** start DATA IN THIS EXERCISE **
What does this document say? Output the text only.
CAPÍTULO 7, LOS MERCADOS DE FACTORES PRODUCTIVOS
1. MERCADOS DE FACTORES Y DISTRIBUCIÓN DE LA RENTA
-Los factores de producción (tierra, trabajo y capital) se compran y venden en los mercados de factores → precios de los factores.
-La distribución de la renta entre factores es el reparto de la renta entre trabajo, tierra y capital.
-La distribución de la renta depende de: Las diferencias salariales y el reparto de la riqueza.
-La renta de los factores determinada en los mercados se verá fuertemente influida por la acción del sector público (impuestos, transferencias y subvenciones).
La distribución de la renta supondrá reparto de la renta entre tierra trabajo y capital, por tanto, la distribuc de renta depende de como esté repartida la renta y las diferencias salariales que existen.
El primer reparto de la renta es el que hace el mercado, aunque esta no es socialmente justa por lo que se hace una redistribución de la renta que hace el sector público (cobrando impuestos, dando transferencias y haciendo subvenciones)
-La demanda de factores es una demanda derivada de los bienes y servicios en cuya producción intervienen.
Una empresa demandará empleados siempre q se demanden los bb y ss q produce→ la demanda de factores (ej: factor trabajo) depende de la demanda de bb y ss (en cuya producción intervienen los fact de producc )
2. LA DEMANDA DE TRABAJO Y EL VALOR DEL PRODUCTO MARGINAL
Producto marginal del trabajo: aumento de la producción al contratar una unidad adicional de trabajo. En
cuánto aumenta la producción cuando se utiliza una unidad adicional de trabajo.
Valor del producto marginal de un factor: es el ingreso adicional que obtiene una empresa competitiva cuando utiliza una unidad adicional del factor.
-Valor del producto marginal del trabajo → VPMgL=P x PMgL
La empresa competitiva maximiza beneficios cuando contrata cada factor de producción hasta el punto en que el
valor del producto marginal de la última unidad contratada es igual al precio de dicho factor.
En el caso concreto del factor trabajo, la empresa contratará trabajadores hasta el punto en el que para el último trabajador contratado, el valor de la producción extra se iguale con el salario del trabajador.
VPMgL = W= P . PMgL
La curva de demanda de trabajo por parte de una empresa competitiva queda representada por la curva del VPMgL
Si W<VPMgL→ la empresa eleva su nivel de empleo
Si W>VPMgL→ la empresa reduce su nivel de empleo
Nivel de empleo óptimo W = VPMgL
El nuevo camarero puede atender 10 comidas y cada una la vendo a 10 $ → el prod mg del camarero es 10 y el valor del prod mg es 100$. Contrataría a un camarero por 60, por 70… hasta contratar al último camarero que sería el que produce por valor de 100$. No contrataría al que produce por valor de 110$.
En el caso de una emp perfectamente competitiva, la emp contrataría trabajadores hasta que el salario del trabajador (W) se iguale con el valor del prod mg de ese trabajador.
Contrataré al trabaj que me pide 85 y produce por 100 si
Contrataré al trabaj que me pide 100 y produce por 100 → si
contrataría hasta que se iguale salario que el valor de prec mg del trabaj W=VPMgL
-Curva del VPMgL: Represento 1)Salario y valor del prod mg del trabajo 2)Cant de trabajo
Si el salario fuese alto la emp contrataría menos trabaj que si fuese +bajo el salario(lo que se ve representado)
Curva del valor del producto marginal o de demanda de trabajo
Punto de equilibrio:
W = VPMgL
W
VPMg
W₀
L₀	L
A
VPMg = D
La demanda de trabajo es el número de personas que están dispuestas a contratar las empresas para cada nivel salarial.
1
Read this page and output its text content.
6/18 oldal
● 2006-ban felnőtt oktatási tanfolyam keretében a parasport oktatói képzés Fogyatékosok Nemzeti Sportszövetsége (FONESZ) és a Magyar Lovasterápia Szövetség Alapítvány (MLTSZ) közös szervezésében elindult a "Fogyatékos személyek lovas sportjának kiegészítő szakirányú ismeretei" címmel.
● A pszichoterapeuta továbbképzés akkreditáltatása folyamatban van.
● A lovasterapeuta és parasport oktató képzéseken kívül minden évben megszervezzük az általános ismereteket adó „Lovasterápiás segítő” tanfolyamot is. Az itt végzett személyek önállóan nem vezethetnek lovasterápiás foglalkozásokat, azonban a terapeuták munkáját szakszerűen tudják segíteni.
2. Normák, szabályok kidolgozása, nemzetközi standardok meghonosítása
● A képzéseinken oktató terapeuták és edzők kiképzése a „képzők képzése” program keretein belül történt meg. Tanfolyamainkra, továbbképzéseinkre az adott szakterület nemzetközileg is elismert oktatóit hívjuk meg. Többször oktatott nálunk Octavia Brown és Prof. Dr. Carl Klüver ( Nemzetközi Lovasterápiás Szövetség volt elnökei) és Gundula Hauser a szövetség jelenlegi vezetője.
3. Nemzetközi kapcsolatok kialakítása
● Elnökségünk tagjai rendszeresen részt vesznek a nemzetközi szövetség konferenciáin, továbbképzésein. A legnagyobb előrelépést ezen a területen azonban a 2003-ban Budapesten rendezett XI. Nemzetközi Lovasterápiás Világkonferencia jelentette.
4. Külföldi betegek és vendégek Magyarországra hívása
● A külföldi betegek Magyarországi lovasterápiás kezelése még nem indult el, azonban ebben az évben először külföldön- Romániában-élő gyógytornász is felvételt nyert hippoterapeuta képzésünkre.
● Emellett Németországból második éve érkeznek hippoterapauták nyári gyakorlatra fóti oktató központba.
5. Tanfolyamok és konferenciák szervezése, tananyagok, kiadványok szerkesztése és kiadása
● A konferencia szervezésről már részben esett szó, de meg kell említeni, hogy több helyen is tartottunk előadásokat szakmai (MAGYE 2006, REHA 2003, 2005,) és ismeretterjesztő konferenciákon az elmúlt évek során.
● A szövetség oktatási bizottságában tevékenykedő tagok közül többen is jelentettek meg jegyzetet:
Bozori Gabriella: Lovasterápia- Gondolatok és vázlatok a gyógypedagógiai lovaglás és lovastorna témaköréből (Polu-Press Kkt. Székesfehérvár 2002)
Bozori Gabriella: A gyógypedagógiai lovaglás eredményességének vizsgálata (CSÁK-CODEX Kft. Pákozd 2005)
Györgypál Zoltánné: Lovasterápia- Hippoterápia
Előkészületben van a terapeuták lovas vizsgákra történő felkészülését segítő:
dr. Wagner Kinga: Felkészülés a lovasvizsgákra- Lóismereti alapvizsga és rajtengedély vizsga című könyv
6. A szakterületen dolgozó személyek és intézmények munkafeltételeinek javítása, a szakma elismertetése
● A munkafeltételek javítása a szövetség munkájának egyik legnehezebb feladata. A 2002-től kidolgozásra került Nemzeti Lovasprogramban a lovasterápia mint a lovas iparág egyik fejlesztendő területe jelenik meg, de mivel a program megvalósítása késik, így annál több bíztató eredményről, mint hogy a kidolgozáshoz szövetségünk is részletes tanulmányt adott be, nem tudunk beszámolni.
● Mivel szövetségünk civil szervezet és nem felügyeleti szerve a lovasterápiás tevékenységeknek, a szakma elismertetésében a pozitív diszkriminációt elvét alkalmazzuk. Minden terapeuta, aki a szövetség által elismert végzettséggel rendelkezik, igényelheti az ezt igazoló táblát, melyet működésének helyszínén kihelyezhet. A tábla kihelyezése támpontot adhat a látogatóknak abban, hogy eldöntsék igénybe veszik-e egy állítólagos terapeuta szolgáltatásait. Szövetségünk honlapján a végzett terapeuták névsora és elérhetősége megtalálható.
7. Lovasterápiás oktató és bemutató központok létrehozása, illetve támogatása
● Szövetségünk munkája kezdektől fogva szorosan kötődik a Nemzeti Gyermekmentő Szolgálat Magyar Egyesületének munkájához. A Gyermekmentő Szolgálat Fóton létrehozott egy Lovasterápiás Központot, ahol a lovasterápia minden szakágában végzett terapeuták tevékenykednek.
** end DATA IN THIS EXERCISE **
TO DO> Print every record above exactly as written.

RESULT BELOW>
What does this document say? Output the text only.
CAPÍTULO 7, LOS MERCADOS DE FACTORES PRODUCTIVOS
1. MERCADOS DE FACTORES Y DISTRIBUCIÓN DE LA RENTA
-Los factores de producción (tierra, trabajo y capital) se compran y venden en los mercados de factores → precios de los factores.
-La distribución de la renta entre factores es el reparto de la renta entre trabajo, tierra y capital.
-La distribución de la renta depende de: Las diferencias salariales y el reparto de la riqueza.
-La renta de los factores determinada en los mercados se verá fuertemente influida por la acción del sector público (impuestos, transferencias y subvenciones).
La distribución de la renta supondrá reparto de la renta entre tierra trabajo y capital, por tanto, la distribuc de renta depende de como esté repartida la renta y las diferencias salariales que existen.
El primer reparto de la renta es el que hace el mercado, aunque esta no es socialmente justa por lo que se hace una redistribución de la renta que hace el sector público (cobrando impuestos, dando transferencias y haciendo subvenciones)
-La demanda de factores es una demanda derivada de los bienes y servicios en cuya producción intervienen.
Una empresa demandará empleados siempre q se demanden los bb y ss q produce→ la demanda de factores (ej: factor trabajo) depende de la demanda de bb y ss (en cuya producción intervienen los fact de producc )
2. LA DEMANDA DE TRABAJO Y EL VALOR DEL PRODUCTO MARGINAL
Producto marginal del trabajo: aumento de la producción al contratar una unidad adicional de trabajo. En
cuánto aumenta la producción cuando se utiliza una unidad adicional de trabajo.
Valor del producto marginal de un factor: es el ingreso adicional que obtiene una empresa competitiva cuando utiliza una unidad adicional del factor.
-Valor del producto marginal del trabajo → VPMgL=P x PMgL
La empresa competitiva maximiza beneficios cuando contrata cada factor de producción hasta el punto en que el
valor del producto marginal de la última unidad contratada es igual al precio de dicho factor.
En el caso concreto del factor trabajo, la empresa contratará trabajadores hasta el punto en el que para el último trabajador contratado, el valor de la producción extra se iguale con el salario del trabajador.
VPMgL = W= P . PMgL
La curva de demanda de trabajo por parte de una empresa competitiva queda representada por la curva del VPMgL
Si W<VPMgL→ la empresa eleva su nivel de empleo
Si W>VPMgL→ la empresa reduce su nivel de empleo
Nivel de empleo óptimo W = VPMgL
El nuevo camarero puede atender 10 comidas y cada una la vendo a 10 $ → el prod mg del camarero es 10 y el valor del prod mg es 100$. Contrataría a un camarero por 60, por 70… hasta contratar al último camarero que sería el que produce por valor de 100$. No contrataría al que produce por valor de 110$.
En el caso de una emp perfectamente competitiva, la emp contrataría trabajadores hasta que el salario del trabajador (W) se iguale con el valor del prod mg de ese trabajador.
Contrataré al trabaj que me pide 85 y produce por 100 si
Contrataré al trabaj que me pide 100 y produce por 100 → si
contrataría hasta que se iguale salario que el valor de prec mg del trabaj W=VPMgL
-Curva del VPMgL: Represento 1)Salario y valor del prod mg del trabajo 2)Cant de trabajo
Si el salario fuese alto la emp contrataría menos trabaj que si fuese +bajo el salario(lo que se ve representado)
Curva del valor del producto marginal o de demanda de trabajo
Punto de equilibrio:
W = VPMgL
W
VPMg
W₀
L₀	L
A
VPMg = D
La demanda de trabajo es el número de personas que están dispuestas a contratar las empresas para cada nivel salarial.
1
Read this page and output its text content.
6/18 oldal
● 2006-ban felnőtt oktatási tanfolyam keretében a parasport oktatói képzés Fogyatékosok Nemzeti Sportszövetsége (FONESZ) és a Magyar Lovasterápia Szövetség Alapítvány (MLTSZ) közös szervezésében elindult a "Fogyatékos személyek lovas sportjának kiegészítő szakirányú ismeretei" címmel.
● A pszichoterapeuta továbbképzés akkreditáltatása folyamatban van.
● A lovasterapeuta és parasport oktató képzéseken kívül minden évben megszervezzük az általános ismereteket adó „Lovasterápiás segítő” tanfolyamot is. Az itt végzett személyek önállóan nem vezethetnek lovasterápiás foglalkozásokat, azonban a terapeuták munkáját szakszerűen tudják segíteni.
2. Normák, szabályok kidolgozása, nemzetközi standardok meghonosítása
● A képzéseinken oktató terapeuták és edzők kiképzése a „képzők képzése” program keretein belül történt meg. Tanfolyamainkra, továbbképzéseinkre az adott szakterület nemzetközileg is elismert oktatóit hívjuk meg. Többször oktatott nálunk Octavia Brown és Prof. Dr. Carl Klüver ( Nemzetközi Lovasterápiás Szövetség volt elnökei) és Gundula Hauser a szövetség jelenlegi vezetője.
3. Nemzetközi kapcsolatok kialakítása
● Elnökségünk tagjai rendszeresen részt vesznek a nemzetközi szövetség konferenciáin, továbbképzésein. A legnagyobb előrelépést ezen a területen azonban a 2003-ban Budapesten rendezett XI. Nemzetközi Lovasterápiás Világkonferencia jelentette.
4. Külföldi betegek és vendégek Magyarországra hívása
● A külföldi betegek Magyarországi lovasterápiás kezelése még nem indult el, azonban ebben az évben először külföldön- Romániában-élő gyógytornász is felvételt nyert hippoterapeuta képzésünkre.
● Emellett Németországból második éve érkeznek hippoterapauták nyári gyakorlatra fóti oktató központba.
5. Tanfolyamok és konferenciák szervezése, tananyagok, kiadványok szerkesztése és kiadása
● A konferencia szervezésről már részben esett szó, de meg kell említeni, hogy több helyen is tartottunk előadásokat szakmai (MAGYE 2006, REHA 2003, 2005,) és ismeretterjesztő konferenciákon az elmúlt évek során.
● A szövetség oktatási bizottságában tevékenykedő tagok közül többen is jelentettek meg jegyzetet:
Bozori Gabriella: Lovasterápia- Gondolatok és vázlatok a gyógypedagógiai lovaglás és lovastorna témaköréből (Polu-Press Kkt. Székesfehérvár 2002)
Bozori Gabriella: A gyógypedagógiai lovaglás eredményességének vizsgálata (CSÁK-CODEX Kft. Pákozd 2005)
Györgypál Zoltánné: Lovasterápia- Hippoterápia
Előkészületben van a terapeuták lovas vizsgákra történő felkészülését segítő:
dr. Wagner Kinga: Felkészülés a lovasvizsgákra- Lóismereti alapvizsga és rajtengedély vizsga című könyv
6. A szakterületen dolgozó személyek és intézmények munkafeltételeinek javítása, a szakma elismertetése
● A munkafeltételek javítása a szövetség munkájának egyik legnehezebb feladata. A 2002-től kidolgozásra került Nemzeti Lovasprogramban a lovasterápia mint a lovas iparág egyik fejlesztendő területe jelenik meg, de mivel a program megvalósítása késik, így annál több bíztató eredményről, mint hogy a kidolgozáshoz szövetségünk is részletes tanulmányt adott be, nem tudunk beszámolni.
● Mivel szövetségünk civil szervezet és nem felügyeleti szerve a lovasterápiás tevékenységeknek, a szakma elismertetésében a pozitív diszkriminációt elvét alkalmazzuk. Minden terapeuta, aki a szövetség által elismert végzettséggel rendelkezik, igényelheti az ezt igazoló táblát, melyet működésének helyszínén kihelyezhet. A tábla kihelyezése támpontot adhat a látogatóknak abban, hogy eldöntsék igénybe veszik-e egy állítólagos terapeuta szolgáltatásait. Szövetségünk honlapján a végzett terapeuták névsora és elérhetősége megtalálható.
7. Lovasterápiás oktató és bemutató központok létrehozása, illetve támogatása
● Szövetségünk munkája kezdektől fogva szorosan kötődik a Nemzeti Gyermekmentő Szolgálat Magyar Egyesületének munkájához. A Gyermekmentő Szolgálat Fóton létrehozott egy Lovasterápiás Központot, ahol a lovasterápia minden szakágában végzett terapeuták tevékenykednek.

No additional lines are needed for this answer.